**Your instructions**
Examine the records and identify each line that includes the string "взаимодействия". Copy those lines.

##### Dataset excerpts

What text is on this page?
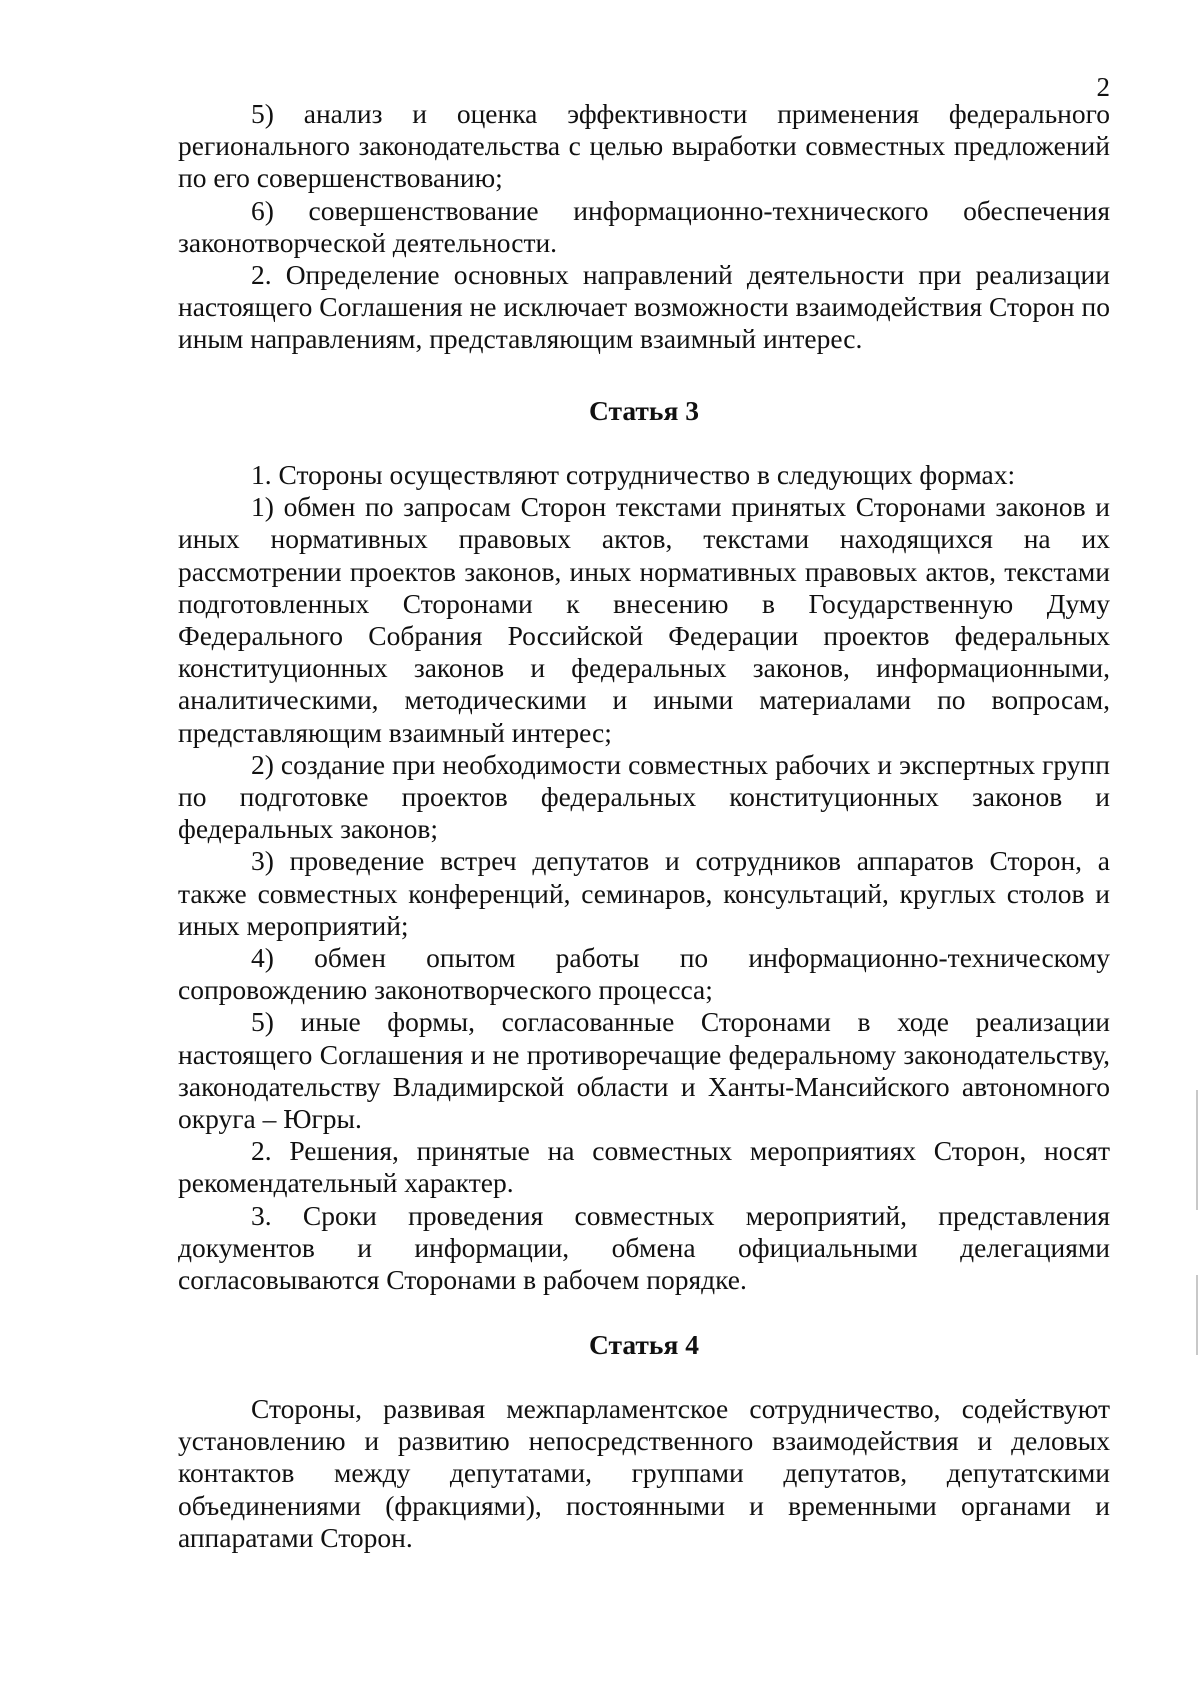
2

5) анализ и оценка эффективности применения федерального регионального законодательства с целью выработки совместных предложений по его совершенствованию;

6) совершенствование информационно-технического обеспечения законотворческой деятельности.

2. Определение основных направлений деятельности при реализации настоящего Соглашения не исключает возможности взаимодействия Сторон по иным направлениям, представляющим взаимный интерес.

Статья 3

1. Стороны осуществляют сотрудничество в следующих формах:

1) обмен по запросам Сторон текстами принятых Сторонами законов и иных нормативных правовых актов, текстами находящихся на их рассмотрении проектов законов, иных нормативных правовых актов, текстами подготовленных Сторонами к внесению в Государственную Думу Федерального Собрания Российской Федерации проектов федеральных конституционных законов и федеральных законов, информационными, аналитическими, методическими и иными материалами по вопросам, представляющим взаимный интерес;

2) создание при необходимости совместных рабочих и экспертных групп по подготовке проектов федеральных конституционных законов и федеральных законов;

3) проведение встреч депутатов и сотрудников аппаратов Сторон, а также совместных конференций, семинаров, консультаций, круглых столов и иных мероприятий;

4) обмен опытом работы по информационно-техническому сопровождению законотворческого процесса;

5) иные формы, согласованные Сторонами в ходе реализации настоящего Соглашения и не противоречащие федеральному законодательству, законодательству Владимирской области и Ханты-Мансийского автономного округа – Югры.

2. Решения, принятые на совместных мероприятиях Сторон, носят рекомендательный характер.

3. Сроки проведения совместных мероприятий, представления документов и информации, обмена официальными делегациями согласовываются Сторонами в рабочем порядке.

Статья 4

Стороны, развивая межпарламентское сотрудничество, содействуют установлению и развитию непосредственного взаимодействия и деловых контактов между депутатами, группами депутатов, депутатскими объединениями (фракциями), постоянными и временными органами и аппаратами Сторон.
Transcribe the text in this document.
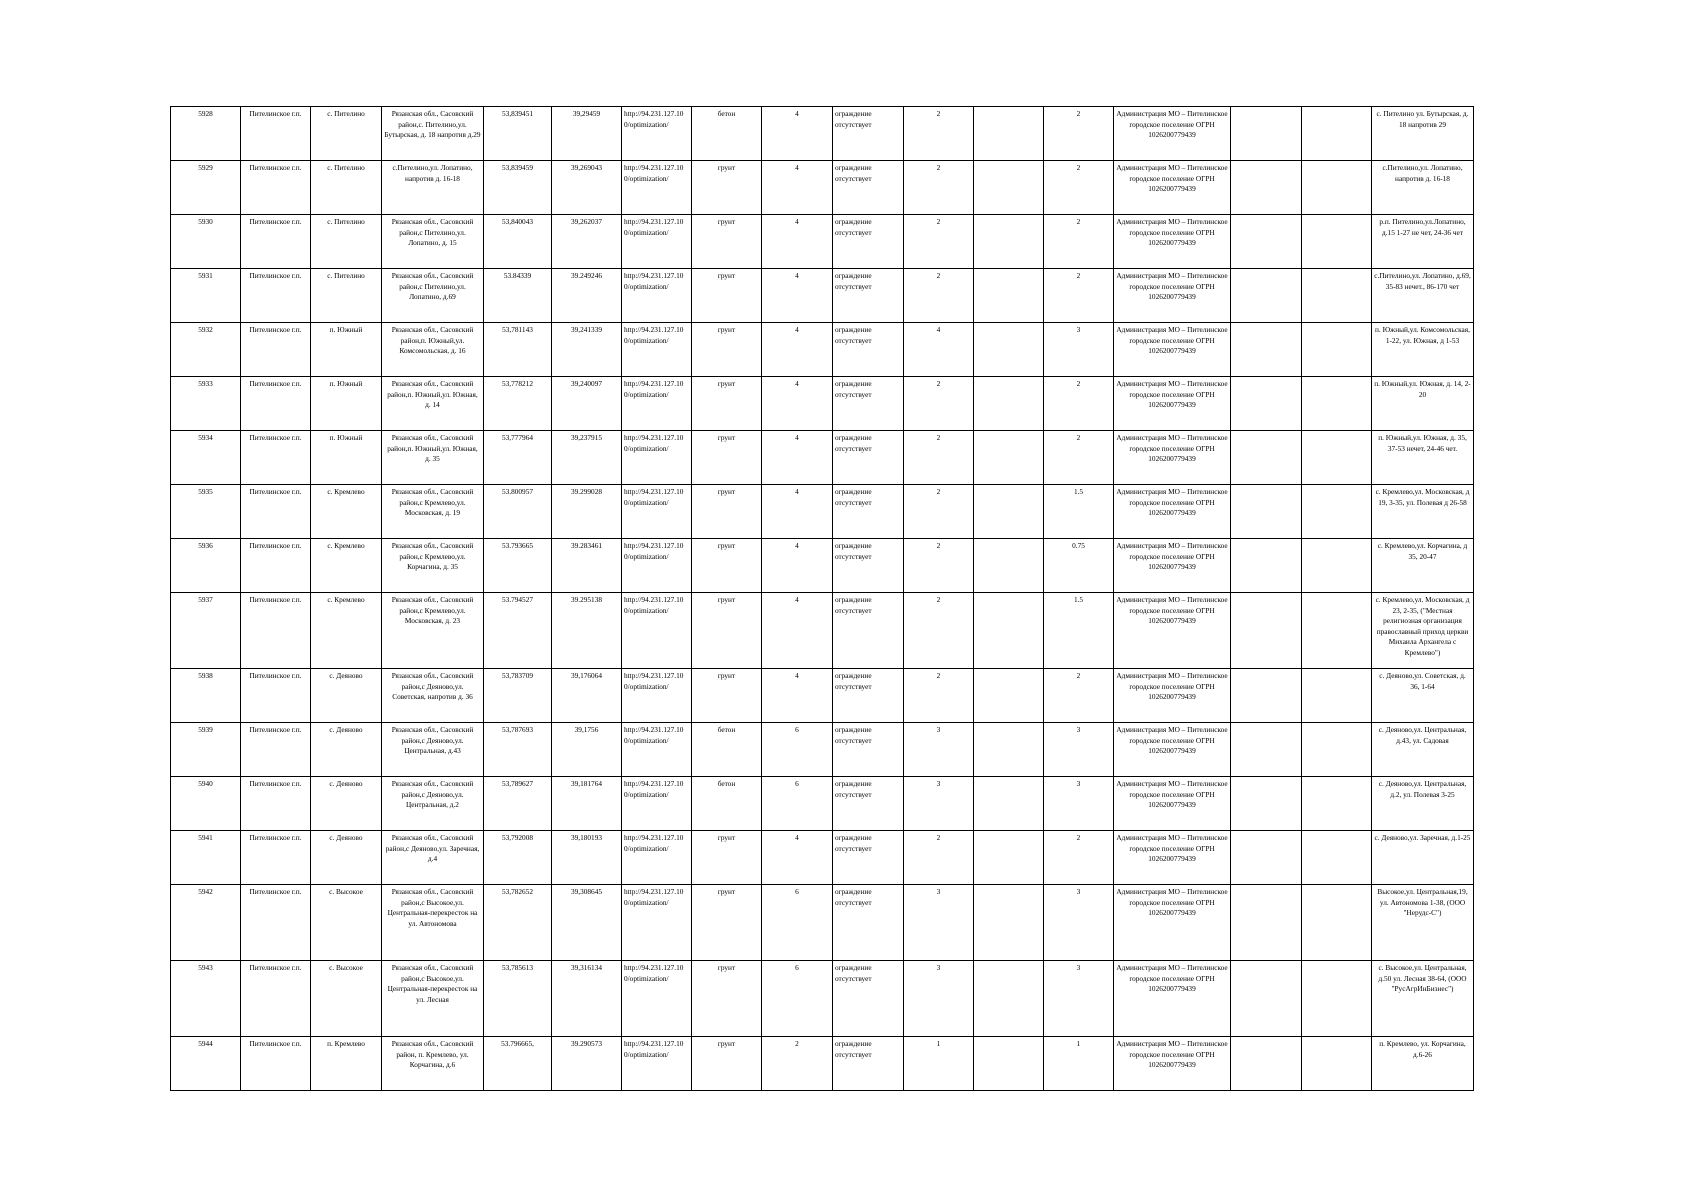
5928	Пителинское г.п.	с. Пителино	Рязанская обл., Сасовский район,с. Пителино,ул. Бутырская, д. 18 напротив д.29	53,839451	39,29459	http://94.231.127.10 0/optimization/	бетон	4	ограждение отсутствует	2		2	Администрация МО – Пителинское городское поселение ОГРН 1026200779439			с. Пителино ул. Бутырская, д. 18 напротив 29
5929	Пителинское г.п.	с. Пителино	с.Пителино,ул. Лопатино, напротив д. 16-18	53,839459	39,269043	http://94.231.127.10 0/optimization/	грунт	4	ограждение отсутствует	2		2	Администрация МО – Пителинское городское поселение ОГРН 1026200779439			с.Пителино,ул. Лопатино, напротив д. 16-18
5930	Пителинское г.п.	с. Пителино	Рязанская обл., Сасовский район,с Пителино,ул. Лопатино, д. 15	53,840043	39,262037	http://94.231.127.10 0/optimization/	грунт	4	ограждение отсутствует	2		2	Администрация МО – Пителинское городское поселение ОГРН 1026200779439			р.п. Пителино,ул.Лопатино, д.15 1-27 не чет, 24-36 чет
5931	Пителинское г.п.	с. Пителино	Рязанская обл., Сасовский район,с Пителино,ул. Лопатино, д.69	53.84339	39.249246	http://94.231.127.10 0/optimization/	грунт	4	ограждение отсутствует	2		2	Администрация МО – Пителинское городское поселение ОГРН 1026200779439			с.Пителино,ул. Лопатино, д.69, 35-83 нечет., 86-170 чет
5932	Пителинское г.п.	п. Южный	Рязанская обл., Сасовский район,п. Южный,ул. Комсомольская, д. 16	53,781143	39,241339	http://94.231.127.10 0/optimization/	грунт	4	ограждение отсутствует	4		3	Администрация МО – Пителинское городское поселение ОГРН 1026200779439			п. Южный,ул. Комсомольская, 1-22, ул. Южная, д 1-53
5933	Пителинское г.п.	п. Южный	Рязанская обл., Сасовский район,п. Южный,ул. Южная, д. 14	53,778212	39,240097	http://94.231.127.10 0/optimization/	грунт	4	ограждение отсутствует	2		2	Администрация МО – Пителинское городское поселение ОГРН 1026200779439			п. Южный,ул. Южная, д. 14, 2-20
5934	Пителинское г.п.	п. Южный	Рязанская обл., Сасовский район,п. Южный,ул. Южная, д. 35	53,777964	39,237915	http://94.231.127.10 0/optimization/	грунт	4	ограждение отсутствует	2		2	Администрация МО – Пителинское городское поселение ОГРН 1026200779439			п. Южный,ул. Южная, д. 35, 37-53 нечет, 24-46 чет.
5935	Пителинское г.п.	с. Кремлево	Рязанская обл., Сасовский район,с Кремлево,ул. Московская, д. 19	53.800957	39.299028	http://94.231.127.10 0/optimization/	грунт	4	ограждение отсутствует	2		1.5	Администрация МО – Пителинское городское поселение ОГРН 1026200779439			с. Кремлево,ул. Московская, д 19, 3-35, ул. Полевая д 26-58
5936	Пителинское г.п.	с. Кремлево	Рязанская обл., Сасовский район,с Кремлево,ул. Корчагина, д. 35	53.793665	39.283461	http://94.231.127.10 0/optimization/	грунт	4	ограждение отсутствует	2		0.75	Администрация МО – Пителинское городское поселение ОГРН 1026200779439			с. Кремлево,ул. Корчагина, д 35, 20-47
5937	Пителинское г.п.	с. Кремлево	Рязанская обл., Сасовский район,с Кремлево,ул. Московская, д. 23	53.794527	39.295138	http://94.231.127.10 0/optimization/	грунт	4	ограждение отсутствует	2		1.5	Администрация МО – Пителинское городское поселение ОГРН 1026200779439			с. Кремлево,ул. Московская, д 23, 2-35, ("Местная религиозная организация православный приход церкви Михаила Архангела с Кремлево")
5938	Пителинское г.п.	с. Деяново	Рязанская обл., Сасовский район,с Деяново,ул. Советская, напротив д. 36	53,783709	39,176064	http://94.231.127.10 0/optimization/	грунт	4	ограждение отсутствует	2		2	Администрация МО – Пителинское городское поселение ОГРН 1026200779439			с. Деяново,ул. Советская, д. 36, 1-64
5939	Пителинское г.п.	с. Деяново	Рязанская обл., Сасовский район,с Деяново,ул. Центральная, д.43	53,787693	39,1756	http://94.231.127.10 0/optimization/	бетон	6	ограждение отсутствует	3		3	Администрация МО – Пителинское городское поселение ОГРН 1026200779439			с. Деяново,ул. Центральная, д.43, ул. Садовая
5940	Пителинское г.п.	с. Деяново	Рязанская обл., Сасовский район,с Деяново,ул. Центральная, д.2	53,789627	39,181764	http://94.231.127.10 0/optimization/	бетон	6	ограждение отсутствует	3		3	Администрация МО – Пителинское городское поселение ОГРН 1026200779439			с. Деяново,ул. Центральная, д.2, ул. Полевая 3-25
5941	Пителинское г.п.	с. Деяново	Рязанская обл., Сасовский район,с Деяново,ул. Заречная, д.4	53,792008	39,180193	http://94.231.127.10 0/optimization/	грунт	4	ограждение отсутствует	2		2	Администрация МО – Пителинское городское поселение ОГРН 1026200779439			с. Деяново,ул. Заречная, д.1-25
5942	Пителинское г.п.	с. Высокое	Рязанская обл., Сасовский район,с Высокое,ул. Центральная-перекресток на ул. Автономова	53,782652	39,308645	http://94.231.127.10 0/optimization/	грунт	6	ограждение отсутствует	3		3	Администрация МО – Пителинское городское поселение ОГРН 1026200779439			Высокое,ул. Центральная,19, ул. Автономова 1-38, (ООО "Нерудс-С")
5943	Пителинское г.п.	с. Высокое	Рязанская обл., Сасовский район,с Высокое,ул. Центральная-перекресток на ул. Лесная	53,785613	39,316134	http://94.231.127.10 0/optimization/	грунт	6	ограждение отсутствует	3		3	Администрация МО – Пителинское городское поселение ОГРН 1026200779439			с. Высокое,ул. Центральная, д.50 ул. Лесная 38-64, (ООО "РусАгрИнБизнес")
5944	Пителинское г.п.	п. Кремлево	Рязанская обл., Сасовский район, п. Кремлево, ул. Корчагина, д.6	53.796665,	39.290573	http://94.231.127.10 0/optimization/	грунт	2	ограждение отсутствует	1		1	Администрация МО – Пителинское городское поселение ОГРН 1026200779439			п. Кремлево, ул. Корчагина, д.6-26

##########

**Solution to this task**
2. Определение основных направлений деятельности при реализации настоящего Соглашения не исключает возможности взаимодействия Сторон по иным направлениям, представляющим взаимный интерес.
Стороны, развивая межпарламентское сотрудничество, содействуют установлению и развитию непосредственного взаимодействия и деловых контактов между депутатами, группами депутатов, депутатскими объединениями (фракциями), постоянными и временными органами и аппаратами Сторон.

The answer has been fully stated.